Rows from a dataset:
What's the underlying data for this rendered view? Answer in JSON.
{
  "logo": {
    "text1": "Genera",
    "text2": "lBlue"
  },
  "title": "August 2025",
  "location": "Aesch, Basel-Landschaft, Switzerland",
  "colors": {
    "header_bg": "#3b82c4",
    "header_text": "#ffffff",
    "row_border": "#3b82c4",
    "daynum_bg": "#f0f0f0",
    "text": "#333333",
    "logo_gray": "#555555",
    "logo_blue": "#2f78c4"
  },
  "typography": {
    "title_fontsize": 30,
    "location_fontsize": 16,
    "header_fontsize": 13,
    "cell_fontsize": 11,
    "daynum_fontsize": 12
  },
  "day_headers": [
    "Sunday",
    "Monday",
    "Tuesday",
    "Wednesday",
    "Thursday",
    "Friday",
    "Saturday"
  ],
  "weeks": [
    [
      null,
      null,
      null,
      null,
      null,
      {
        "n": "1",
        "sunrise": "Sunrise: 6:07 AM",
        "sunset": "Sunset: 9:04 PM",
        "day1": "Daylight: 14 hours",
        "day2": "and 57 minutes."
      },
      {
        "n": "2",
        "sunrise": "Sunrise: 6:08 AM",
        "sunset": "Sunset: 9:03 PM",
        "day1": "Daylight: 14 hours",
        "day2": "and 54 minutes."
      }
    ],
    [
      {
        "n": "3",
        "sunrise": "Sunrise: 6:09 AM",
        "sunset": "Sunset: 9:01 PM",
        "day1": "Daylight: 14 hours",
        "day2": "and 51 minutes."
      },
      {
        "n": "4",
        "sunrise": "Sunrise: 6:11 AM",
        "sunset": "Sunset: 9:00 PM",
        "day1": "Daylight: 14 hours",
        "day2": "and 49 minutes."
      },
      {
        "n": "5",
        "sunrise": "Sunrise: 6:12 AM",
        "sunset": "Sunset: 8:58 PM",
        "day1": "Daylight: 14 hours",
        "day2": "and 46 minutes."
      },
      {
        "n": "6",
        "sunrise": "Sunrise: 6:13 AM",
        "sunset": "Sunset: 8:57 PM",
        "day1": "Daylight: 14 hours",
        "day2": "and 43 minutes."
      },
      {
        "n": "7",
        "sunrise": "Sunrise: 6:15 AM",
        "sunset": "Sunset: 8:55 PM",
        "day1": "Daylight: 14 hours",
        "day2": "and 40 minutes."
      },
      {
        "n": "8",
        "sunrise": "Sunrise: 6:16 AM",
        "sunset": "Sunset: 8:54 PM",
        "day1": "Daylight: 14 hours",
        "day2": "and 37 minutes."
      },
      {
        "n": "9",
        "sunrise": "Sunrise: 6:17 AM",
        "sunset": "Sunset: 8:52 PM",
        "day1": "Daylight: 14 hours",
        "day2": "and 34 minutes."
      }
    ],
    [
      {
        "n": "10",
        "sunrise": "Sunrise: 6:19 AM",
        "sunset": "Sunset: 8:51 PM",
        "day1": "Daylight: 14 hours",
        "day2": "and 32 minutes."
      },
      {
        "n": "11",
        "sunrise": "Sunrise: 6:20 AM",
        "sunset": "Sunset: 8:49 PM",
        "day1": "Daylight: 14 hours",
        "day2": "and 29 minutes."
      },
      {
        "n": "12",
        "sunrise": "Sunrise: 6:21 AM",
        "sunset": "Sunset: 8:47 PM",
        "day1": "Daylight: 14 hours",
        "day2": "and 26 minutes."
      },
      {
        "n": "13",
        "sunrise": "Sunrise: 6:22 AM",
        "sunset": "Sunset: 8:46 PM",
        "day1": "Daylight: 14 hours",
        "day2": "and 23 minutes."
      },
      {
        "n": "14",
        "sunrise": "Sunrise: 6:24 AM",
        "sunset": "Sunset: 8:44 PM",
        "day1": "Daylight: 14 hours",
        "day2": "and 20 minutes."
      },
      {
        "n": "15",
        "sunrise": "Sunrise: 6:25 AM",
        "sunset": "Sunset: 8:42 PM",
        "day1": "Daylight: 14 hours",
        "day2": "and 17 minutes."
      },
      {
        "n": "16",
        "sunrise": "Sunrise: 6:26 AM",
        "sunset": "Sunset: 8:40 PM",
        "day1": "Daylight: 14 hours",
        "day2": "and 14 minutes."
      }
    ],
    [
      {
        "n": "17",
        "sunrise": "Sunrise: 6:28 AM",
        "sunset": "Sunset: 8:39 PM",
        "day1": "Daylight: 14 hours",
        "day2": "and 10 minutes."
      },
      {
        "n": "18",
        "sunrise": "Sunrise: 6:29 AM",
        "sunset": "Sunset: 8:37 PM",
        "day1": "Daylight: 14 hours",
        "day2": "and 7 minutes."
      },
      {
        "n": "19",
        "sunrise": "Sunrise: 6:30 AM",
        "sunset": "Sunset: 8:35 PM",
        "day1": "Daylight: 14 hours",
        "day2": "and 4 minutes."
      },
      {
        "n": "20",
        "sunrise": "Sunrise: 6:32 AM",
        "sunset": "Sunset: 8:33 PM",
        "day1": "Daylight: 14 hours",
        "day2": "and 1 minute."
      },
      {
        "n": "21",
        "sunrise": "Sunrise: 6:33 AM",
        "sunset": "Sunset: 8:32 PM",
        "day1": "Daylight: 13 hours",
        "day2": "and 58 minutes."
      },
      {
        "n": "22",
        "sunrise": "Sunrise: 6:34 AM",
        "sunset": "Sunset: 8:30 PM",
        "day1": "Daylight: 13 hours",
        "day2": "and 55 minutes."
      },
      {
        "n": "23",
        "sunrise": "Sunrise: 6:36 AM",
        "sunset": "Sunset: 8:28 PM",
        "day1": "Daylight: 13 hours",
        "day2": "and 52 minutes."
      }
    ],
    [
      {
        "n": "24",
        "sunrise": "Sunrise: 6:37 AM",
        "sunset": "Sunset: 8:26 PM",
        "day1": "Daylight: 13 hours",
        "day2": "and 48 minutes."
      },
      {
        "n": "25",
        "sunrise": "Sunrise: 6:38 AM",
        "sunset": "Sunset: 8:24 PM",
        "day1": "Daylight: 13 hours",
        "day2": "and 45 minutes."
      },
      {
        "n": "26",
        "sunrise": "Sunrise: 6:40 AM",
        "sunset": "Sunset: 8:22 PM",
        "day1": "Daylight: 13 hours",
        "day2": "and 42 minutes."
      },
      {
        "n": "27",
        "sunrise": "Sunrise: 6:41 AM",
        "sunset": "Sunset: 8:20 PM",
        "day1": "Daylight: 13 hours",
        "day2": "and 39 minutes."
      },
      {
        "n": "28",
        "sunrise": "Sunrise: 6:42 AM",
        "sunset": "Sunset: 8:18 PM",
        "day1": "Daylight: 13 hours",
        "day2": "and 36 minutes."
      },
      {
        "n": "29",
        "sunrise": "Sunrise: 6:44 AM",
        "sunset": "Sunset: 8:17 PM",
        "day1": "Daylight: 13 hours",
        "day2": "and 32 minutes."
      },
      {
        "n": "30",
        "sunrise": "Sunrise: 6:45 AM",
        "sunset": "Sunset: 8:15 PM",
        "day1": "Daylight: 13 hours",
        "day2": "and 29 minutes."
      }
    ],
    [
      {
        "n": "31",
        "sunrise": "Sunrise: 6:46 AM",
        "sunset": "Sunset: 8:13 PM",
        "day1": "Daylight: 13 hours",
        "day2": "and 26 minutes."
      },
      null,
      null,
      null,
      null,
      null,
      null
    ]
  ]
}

Task goal: Give every line of the material again, exactly as it reads.

Output for this exercise:
What's the underlying data for this rendered view? Answer in JSON.
{
  "logo": {
    "text1": "Genera",
    "text2": "lBlue"
  },
  "title": "August 2025",
  "location": "Aesch, Basel-Landschaft, Switzerland",
  "colors": {
    "header_bg": "#3b82c4",
    "header_text": "#ffffff",
    "row_border": "#3b82c4",
    "daynum_bg": "#f0f0f0",
    "text": "#333333",
    "logo_gray": "#555555",
    "logo_blue": "#2f78c4"
  },
  "typography": {
    "title_fontsize": 30,
    "location_fontsize": 16,
    "header_fontsize": 13,
    "cell_fontsize": 11,
    "daynum_fontsize": 12
  },
  "day_headers": [
    "Sunday",
    "Monday",
    "Tuesday",
    "Wednesday",
    "Thursday",
    "Friday",
    "Saturday"
  ],
  "weeks": [
    [
      null,
      null,
      null,
      null,
      null,
      {
        "n": "1",
        "sunrise": "Sunrise: 6:07 AM",
        "sunset": "Sunset: 9:04 PM",
        "day1": "Daylight: 14 hours",
        "day2": "and 57 minutes."
      },
      {
        "n": "2",
        "sunrise": "Sunrise: 6:08 AM",
        "sunset": "Sunset: 9:03 PM",
        "day1": "Daylight: 14 hours",
        "day2": "and 54 minutes."
      }
    ],
    [
      {
        "n": "3",
        "sunrise": "Sunrise: 6:09 AM",
        "sunset": "Sunset: 9:01 PM",
        "day1": "Daylight: 14 hours",
        "day2": "and 51 minutes."
      },
      {
        "n": "4",
        "sunrise": "Sunrise: 6:11 AM",
        "sunset": "Sunset: 9:00 PM",
        "day1": "Daylight: 14 hours",
        "day2": "and 49 minutes."
      },
      {
        "n": "5",
        "sunrise": "Sunrise: 6:12 AM",
        "sunset": "Sunset: 8:58 PM",
        "day1": "Daylight: 14 hours",
        "day2": "and 46 minutes."
      },
      {
        "n": "6",
        "sunrise": "Sunrise: 6:13 AM",
        "sunset": "Sunset: 8:57 PM",
        "day1": "Daylight: 14 hours",
        "day2": "and 43 minutes."
      },
      {
        "n": "7",
        "sunrise": "Sunrise: 6:15 AM",
        "sunset": "Sunset: 8:55 PM",
        "day1": "Daylight: 14 hours",
        "day2": "and 40 minutes."
      },
      {
        "n": "8",
        "sunrise": "Sunrise: 6:16 AM",
        "sunset": "Sunset: 8:54 PM",
        "day1": "Daylight: 14 hours",
        "day2": "and 37 minutes."
      },
      {
        "n": "9",
        "sunrise": "Sunrise: 6:17 AM",
        "sunset": "Sunset: 8:52 PM",
        "day1": "Daylight: 14 hours",
        "day2": "and 34 minutes."
      }
    ],
    [
      {
        "n": "10",
        "sunrise": "Sunrise: 6:19 AM",
        "sunset": "Sunset: 8:51 PM",
        "day1": "Daylight: 14 hours",
        "day2": "and 32 minutes."
      },
      {
        "n": "11",
        "sunrise": "Sunrise: 6:20 AM",
        "sunset": "Sunset: 8:49 PM",
        "day1": "Daylight: 14 hours",
        "day2": "and 29 minutes."
      },
      {
        "n": "12",
        "sunrise": "Sunrise: 6:21 AM",
        "sunset": "Sunset: 8:47 PM",
        "day1": "Daylight: 14 hours",
        "day2": "and 26 minutes."
      },
      {
        "n": "13",
        "sunrise": "Sunrise: 6:22 AM",
        "sunset": "Sunset: 8:46 PM",
        "day1": "Daylight: 14 hours",
        "day2": "and 23 minutes."
      },
      {
        "n": "14",
        "sunrise": "Sunrise: 6:24 AM",
        "sunset": "Sunset: 8:44 PM",
        "day1": "Daylight: 14 hours",
        "day2": "and 20 minutes."
      },
      {
        "n": "15",
        "sunrise": "Sunrise: 6:25 AM",
        "sunset": "Sunset: 8:42 PM",
        "day1": "Daylight: 14 hours",
        "day2": "and 17 minutes."
      },
      {
        "n": "16",
        "sunrise": "Sunrise: 6:26 AM",
        "sunset": "Sunset: 8:40 PM",
        "day1": "Daylight: 14 hours",
        "day2": "and 14 minutes."
      }
    ],
    [
      {
        "n": "17",
        "sunrise": "Sunrise: 6:28 AM",
        "sunset": "Sunset: 8:39 PM",
        "day1": "Daylight: 14 hours",
        "day2": "and 10 minutes."
      },
      {
        "n": "18",
        "sunrise": "Sunrise: 6:29 AM",
        "sunset": "Sunset: 8:37 PM",
        "day1": "Daylight: 14 hours",
        "day2": "and 7 minutes."
      },
      {
        "n": "19",
        "sunrise": "Sunrise: 6:30 AM",
        "sunset": "Sunset: 8:35 PM",
        "day1": "Daylight: 14 hours",
        "day2": "and 4 minutes."
      },
      {
        "n": "20",
        "sunrise": "Sunrise: 6:32 AM",
        "sunset": "Sunset: 8:33 PM",
        "day1": "Daylight: 14 hours",
        "day2": "and 1 minute."
      },
      {
        "n": "21",
        "sunrise": "Sunrise: 6:33 AM",
        "sunset": "Sunset: 8:32 PM",
        "day1": "Daylight: 13 hours",
        "day2": "and 58 minutes."
      },
      {
        "n": "22",
        "sunrise": "Sunrise: 6:34 AM",
        "sunset": "Sunset: 8:30 PM",
        "day1": "Daylight: 13 hours",
        "day2": "and 55 minutes."
      },
      {
        "n": "23",
        "sunrise": "Sunrise: 6:36 AM",
        "sunset": "Sunset: 8:28 PM",
        "day1": "Daylight: 13 hours",
        "day2": "and 52 minutes."
      }
    ],
    [
      {
        "n": "24",
        "sunrise": "Sunrise: 6:37 AM",
        "sunset": "Sunset: 8:26 PM",
        "day1": "Daylight: 13 hours",
        "day2": "and 48 minutes."
      },
      {
        "n": "25",
        "sunrise": "Sunrise: 6:38 AM",
        "sunset": "Sunset: 8:24 PM",
        "day1": "Daylight: 13 hours",
        "day2": "and 45 minutes."
      },
      {
        "n": "26",
        "sunrise": "Sunrise: 6:40 AM",
        "sunset": "Sunset: 8:22 PM",
        "day1": "Daylight: 13 hours",
        "day2": "and 42 minutes."
      },
      {
        "n": "27",
        "sunrise": "Sunrise: 6:41 AM",
        "sunset": "Sunset: 8:20 PM",
        "day1": "Daylight: 13 hours",
        "day2": "and 39 minutes."
      },
      {
        "n": "28",
        "sunrise": "Sunrise: 6:42 AM",
        "sunset": "Sunset: 8:18 PM",
        "day1": "Daylight: 13 hours",
        "day2": "and 36 minutes."
      },
      {
        "n": "29",
        "sunrise": "Sunrise: 6:44 AM",
        "sunset": "Sunset: 8:17 PM",
        "day1": "Daylight: 13 hours",
        "day2": "and 32 minutes."
      },
      {
        "n": "30",
        "sunrise": "Sunrise: 6:45 AM",
        "sunset": "Sunset: 8:15 PM",
        "day1": "Daylight: 13 hours",
        "day2": "and 29 minutes."
      }
    ],
    [
      {
        "n": "31",
        "sunrise": "Sunrise: 6:46 AM",
        "sunset": "Sunset: 8:13 PM",
        "day1": "Daylight: 13 hours",
        "day2": "and 26 minutes."
      },
      null,
      null,
      null,
      null,
      null,
      null
    ]
  ]
}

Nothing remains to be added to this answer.